>> Begin DATASET CONTENT

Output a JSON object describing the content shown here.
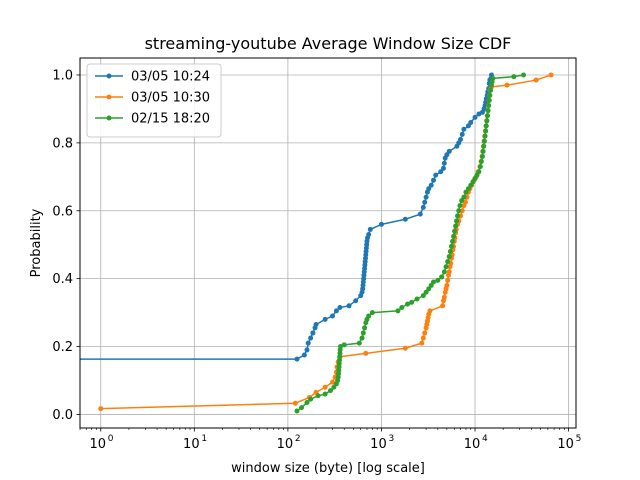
{
  "chart_data": {
    "type": "line",
    "title": "streaming-youtube Average Window Size CDF",
    "xlabel": "window size (byte) [log scale]",
    "ylabel": "Probability",
    "xscale": "log",
    "xlim": [
      0.6,
      120000
    ],
    "ylim": [
      -0.04,
      1.05
    ],
    "xticks": [
      {
        "base": "10",
        "exp": "0",
        "value": 1
      },
      {
        "base": "10",
        "exp": "1",
        "value": 10
      },
      {
        "base": "10",
        "exp": "2",
        "value": 100
      },
      {
        "base": "10",
        "exp": "3",
        "value": 1000
      },
      {
        "base": "10",
        "exp": "4",
        "value": 10000
      },
      {
        "base": "10",
        "exp": "5",
        "value": 100000
      }
    ],
    "yticks": [
      "0.0",
      "0.2",
      "0.4",
      "0.6",
      "0.8",
      "1.0"
    ],
    "grid": true,
    "legend_position": "top-left",
    "series": [
      {
        "name": "03/05 10:24",
        "color": "#1f77b4",
        "points": [
          [
            0.5,
            0.163
          ],
          [
            125,
            0.163
          ],
          [
            150,
            0.175
          ],
          [
            160,
            0.19
          ],
          [
            165,
            0.21
          ],
          [
            175,
            0.225
          ],
          [
            185,
            0.24
          ],
          [
            195,
            0.255
          ],
          [
            200,
            0.265
          ],
          [
            250,
            0.28
          ],
          [
            300,
            0.29
          ],
          [
            330,
            0.305
          ],
          [
            360,
            0.315
          ],
          [
            450,
            0.32
          ],
          [
            530,
            0.335
          ],
          [
            600,
            0.35
          ],
          [
            620,
            0.36
          ],
          [
            630,
            0.37
          ],
          [
            635,
            0.38
          ],
          [
            640,
            0.39
          ],
          [
            645,
            0.4
          ],
          [
            650,
            0.41
          ],
          [
            655,
            0.42
          ],
          [
            660,
            0.43
          ],
          [
            665,
            0.44
          ],
          [
            670,
            0.45
          ],
          [
            675,
            0.46
          ],
          [
            680,
            0.47
          ],
          [
            685,
            0.48
          ],
          [
            690,
            0.49
          ],
          [
            695,
            0.5
          ],
          [
            700,
            0.51
          ],
          [
            710,
            0.52
          ],
          [
            730,
            0.53
          ],
          [
            760,
            0.545
          ],
          [
            1000,
            0.56
          ],
          [
            1800,
            0.575
          ],
          [
            2600,
            0.59
          ],
          [
            2800,
            0.61
          ],
          [
            2900,
            0.625
          ],
          [
            3000,
            0.64
          ],
          [
            3100,
            0.655
          ],
          [
            3200,
            0.665
          ],
          [
            3400,
            0.675
          ],
          [
            3600,
            0.69
          ],
          [
            3800,
            0.705
          ],
          [
            4300,
            0.715
          ],
          [
            4600,
            0.725
          ],
          [
            4700,
            0.74
          ],
          [
            4800,
            0.755
          ],
          [
            5000,
            0.765
          ],
          [
            5300,
            0.775
          ],
          [
            6400,
            0.79
          ],
          [
            6700,
            0.8
          ],
          [
            7000,
            0.81
          ],
          [
            7300,
            0.825
          ],
          [
            7600,
            0.84
          ],
          [
            8500,
            0.85
          ],
          [
            9000,
            0.86
          ],
          [
            10000,
            0.875
          ],
          [
            11000,
            0.885
          ],
          [
            12000,
            0.89
          ],
          [
            12500,
            0.9
          ],
          [
            12800,
            0.91
          ],
          [
            13000,
            0.92
          ],
          [
            13200,
            0.93
          ],
          [
            13500,
            0.94
          ],
          [
            13700,
            0.95
          ],
          [
            14000,
            0.96
          ],
          [
            14200,
            0.975
          ],
          [
            14400,
            0.985
          ],
          [
            14800,
            0.99
          ],
          [
            15000,
            1.0
          ]
        ]
      },
      {
        "name": "03/05 10:30",
        "color": "#ff7f0e",
        "points": [
          [
            1,
            0.017
          ],
          [
            120,
            0.033
          ],
          [
            170,
            0.05
          ],
          [
            200,
            0.065
          ],
          [
            250,
            0.08
          ],
          [
            300,
            0.095
          ],
          [
            320,
            0.11
          ],
          [
            330,
            0.125
          ],
          [
            335,
            0.14
          ],
          [
            345,
            0.155
          ],
          [
            360,
            0.17
          ],
          [
            680,
            0.18
          ],
          [
            1800,
            0.195
          ],
          [
            2700,
            0.21
          ],
          [
            2800,
            0.225
          ],
          [
            2900,
            0.24
          ],
          [
            3000,
            0.255
          ],
          [
            3050,
            0.265
          ],
          [
            3100,
            0.275
          ],
          [
            3150,
            0.285
          ],
          [
            3200,
            0.295
          ],
          [
            3300,
            0.305
          ],
          [
            4500,
            0.32
          ],
          [
            4600,
            0.335
          ],
          [
            4700,
            0.345
          ],
          [
            4800,
            0.36
          ],
          [
            4900,
            0.37
          ],
          [
            5000,
            0.38
          ],
          [
            5100,
            0.395
          ],
          [
            5200,
            0.41
          ],
          [
            5300,
            0.42
          ],
          [
            5400,
            0.435
          ],
          [
            5500,
            0.445
          ],
          [
            5600,
            0.46
          ],
          [
            5700,
            0.47
          ],
          [
            5800,
            0.485
          ],
          [
            5900,
            0.495
          ],
          [
            6000,
            0.51
          ],
          [
            6100,
            0.52
          ],
          [
            6200,
            0.535
          ],
          [
            6300,
            0.545
          ],
          [
            6500,
            0.56
          ],
          [
            6700,
            0.57
          ],
          [
            7000,
            0.585
          ],
          [
            7300,
            0.6
          ],
          [
            7600,
            0.615
          ],
          [
            7900,
            0.625
          ],
          [
            8200,
            0.64
          ],
          [
            8500,
            0.655
          ],
          [
            8800,
            0.665
          ],
          [
            9200,
            0.675
          ],
          [
            9800,
            0.69
          ],
          [
            10300,
            0.7
          ],
          [
            10800,
            0.715
          ],
          [
            11300,
            0.73
          ],
          [
            11600,
            0.745
          ],
          [
            11900,
            0.76
          ],
          [
            12100,
            0.775
          ],
          [
            12300,
            0.79
          ],
          [
            12500,
            0.805
          ],
          [
            12700,
            0.82
          ],
          [
            12900,
            0.835
          ],
          [
            13100,
            0.85
          ],
          [
            13300,
            0.865
          ],
          [
            13500,
            0.88
          ],
          [
            13700,
            0.895
          ],
          [
            13900,
            0.91
          ],
          [
            14100,
            0.925
          ],
          [
            14300,
            0.94
          ],
          [
            14500,
            0.955
          ],
          [
            15000,
            0.965
          ],
          [
            22000,
            0.97
          ],
          [
            45000,
            0.985
          ],
          [
            65000,
            1.0
          ]
        ]
      },
      {
        "name": "02/15 18:20",
        "color": "#2ca02c",
        "points": [
          [
            125,
            0.01
          ],
          [
            140,
            0.02
          ],
          [
            160,
            0.035
          ],
          [
            175,
            0.045
          ],
          [
            210,
            0.055
          ],
          [
            250,
            0.06
          ],
          [
            285,
            0.07
          ],
          [
            310,
            0.08
          ],
          [
            330,
            0.09
          ],
          [
            340,
            0.1
          ],
          [
            345,
            0.11
          ],
          [
            348,
            0.12
          ],
          [
            350,
            0.13
          ],
          [
            352,
            0.14
          ],
          [
            354,
            0.15
          ],
          [
            356,
            0.16
          ],
          [
            358,
            0.17
          ],
          [
            360,
            0.18
          ],
          [
            362,
            0.19
          ],
          [
            365,
            0.2
          ],
          [
            400,
            0.205
          ],
          [
            580,
            0.21
          ],
          [
            620,
            0.225
          ],
          [
            640,
            0.24
          ],
          [
            660,
            0.255
          ],
          [
            680,
            0.27
          ],
          [
            700,
            0.28
          ],
          [
            730,
            0.29
          ],
          [
            800,
            0.3
          ],
          [
            1500,
            0.305
          ],
          [
            1650,
            0.315
          ],
          [
            1900,
            0.325
          ],
          [
            2100,
            0.33
          ],
          [
            2400,
            0.34
          ],
          [
            2800,
            0.35
          ],
          [
            3000,
            0.36
          ],
          [
            3200,
            0.37
          ],
          [
            3400,
            0.38
          ],
          [
            3600,
            0.39
          ],
          [
            4000,
            0.395
          ],
          [
            4400,
            0.405
          ],
          [
            4700,
            0.42
          ],
          [
            4900,
            0.435
          ],
          [
            5100,
            0.45
          ],
          [
            5300,
            0.465
          ],
          [
            5450,
            0.48
          ],
          [
            5600,
            0.495
          ],
          [
            5750,
            0.51
          ],
          [
            5900,
            0.525
          ],
          [
            6050,
            0.54
          ],
          [
            6200,
            0.555
          ],
          [
            6350,
            0.57
          ],
          [
            6500,
            0.585
          ],
          [
            6700,
            0.6
          ],
          [
            6900,
            0.615
          ],
          [
            7200,
            0.63
          ],
          [
            7600,
            0.64
          ],
          [
            8000,
            0.655
          ],
          [
            8500,
            0.665
          ],
          [
            9000,
            0.675
          ],
          [
            9500,
            0.685
          ],
          [
            10000,
            0.695
          ],
          [
            10500,
            0.705
          ],
          [
            11000,
            0.715
          ],
          [
            11400,
            0.73
          ],
          [
            11700,
            0.745
          ],
          [
            12000,
            0.76
          ],
          [
            12200,
            0.775
          ],
          [
            12400,
            0.79
          ],
          [
            12600,
            0.805
          ],
          [
            12800,
            0.82
          ],
          [
            13000,
            0.835
          ],
          [
            13200,
            0.85
          ],
          [
            13400,
            0.865
          ],
          [
            13600,
            0.88
          ],
          [
            13800,
            0.895
          ],
          [
            14000,
            0.91
          ],
          [
            14200,
            0.925
          ],
          [
            14400,
            0.94
          ],
          [
            14700,
            0.955
          ],
          [
            15000,
            0.97
          ],
          [
            15200,
            0.98
          ],
          [
            15500,
            0.99
          ],
          [
            26000,
            0.995
          ],
          [
            33000,
            1.0
          ]
        ]
      }
    ]
  }
}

>> End DATASET CONTENT

# [EXERCISE DESCRIPTION]
Within the entries above, report how many lines include "color", and keep the answer to the number.

# [RESPONSE]
3